[Excerpt from a dataset]

⁂

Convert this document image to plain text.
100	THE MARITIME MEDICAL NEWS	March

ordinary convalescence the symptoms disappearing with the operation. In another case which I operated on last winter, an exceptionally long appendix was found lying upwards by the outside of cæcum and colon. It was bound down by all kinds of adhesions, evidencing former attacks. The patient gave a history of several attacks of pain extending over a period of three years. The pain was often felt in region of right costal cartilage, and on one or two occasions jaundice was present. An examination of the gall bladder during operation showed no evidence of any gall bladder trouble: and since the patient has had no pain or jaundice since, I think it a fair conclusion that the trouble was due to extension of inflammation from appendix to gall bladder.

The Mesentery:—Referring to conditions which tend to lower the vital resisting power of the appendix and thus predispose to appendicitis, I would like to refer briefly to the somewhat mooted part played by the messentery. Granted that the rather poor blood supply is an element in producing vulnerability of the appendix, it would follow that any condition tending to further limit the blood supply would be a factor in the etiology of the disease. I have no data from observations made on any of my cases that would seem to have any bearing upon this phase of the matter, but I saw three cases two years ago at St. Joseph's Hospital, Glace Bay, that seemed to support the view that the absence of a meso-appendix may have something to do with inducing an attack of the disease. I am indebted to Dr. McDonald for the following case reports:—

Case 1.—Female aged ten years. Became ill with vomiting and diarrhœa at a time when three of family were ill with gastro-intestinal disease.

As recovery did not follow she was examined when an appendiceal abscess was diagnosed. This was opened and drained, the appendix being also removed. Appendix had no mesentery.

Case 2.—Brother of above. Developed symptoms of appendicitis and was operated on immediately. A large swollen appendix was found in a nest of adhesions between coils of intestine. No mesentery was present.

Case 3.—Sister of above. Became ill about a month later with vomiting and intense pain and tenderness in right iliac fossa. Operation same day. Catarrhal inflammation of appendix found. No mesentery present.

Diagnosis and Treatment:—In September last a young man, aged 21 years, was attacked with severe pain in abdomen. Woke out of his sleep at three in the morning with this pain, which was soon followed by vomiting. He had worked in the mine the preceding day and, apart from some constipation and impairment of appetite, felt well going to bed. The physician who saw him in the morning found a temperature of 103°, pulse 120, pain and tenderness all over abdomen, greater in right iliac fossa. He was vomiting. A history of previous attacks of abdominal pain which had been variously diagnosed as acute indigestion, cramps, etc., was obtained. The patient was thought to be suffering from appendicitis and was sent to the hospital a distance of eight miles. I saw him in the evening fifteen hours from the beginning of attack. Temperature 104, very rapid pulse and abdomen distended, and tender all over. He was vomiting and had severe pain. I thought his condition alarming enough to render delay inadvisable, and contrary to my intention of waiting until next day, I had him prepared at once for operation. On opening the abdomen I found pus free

⁂

- **WHAT YOU WILL DO**: Scan the listing above for the word "last" and show each line where it is found.

- **TASK OUTPUT**:
ordinary convalescence the symptoms disappearing with the operation. In another case which I operated on last winter, an exceptionally long appendix was found lying upwards by the outside of cæcum and colon. It was bound down by all kinds of adhesions, evidencing former attacks. The patient gave a history of several attacks of pain extending over a period of three years. The pain was often felt in region of right costal cartilage, and on one or two occasions jaundice was present. An examination of the gall bladder during operation showed no evidence of any gall bladder trouble: and since the patient has had no pain or jaundice since, I think it a fair conclusion that the trouble was due to extension of inflammation from appendix to gall bladder.
Diagnosis and Treatment:—In September last a young man, aged 21 years, was attacked with severe pain in abdomen. Woke out of his sleep at three in the morning with this pain, which was soon followed by vomiting. He had worked in the mine the preceding day and, apart from some constipation and impairment of appetite, felt well going to bed. The physician who saw him in the morning found a temperature of 103°, pulse 120, pain and tenderness all over abdomen, greater in right iliac fossa. He was vomiting. A history of previous attacks of abdominal pain which had been variously diagnosed as acute indigestion, cramps, etc., was obtained. The patient was thought to be suffering from appendicitis and was sent to the hospital a distance of eight miles. I saw him in the evening fifteen hours from the beginning of attack. Temperature 104, very rapid pulse and abdomen distended, and tender all over. He was vomiting and had severe pain. I thought his condition alarming enough to render delay inadvisable, and contrary to my intention of waiting until next day, I had him prepared at once for operation. On opening the abdomen I found pus free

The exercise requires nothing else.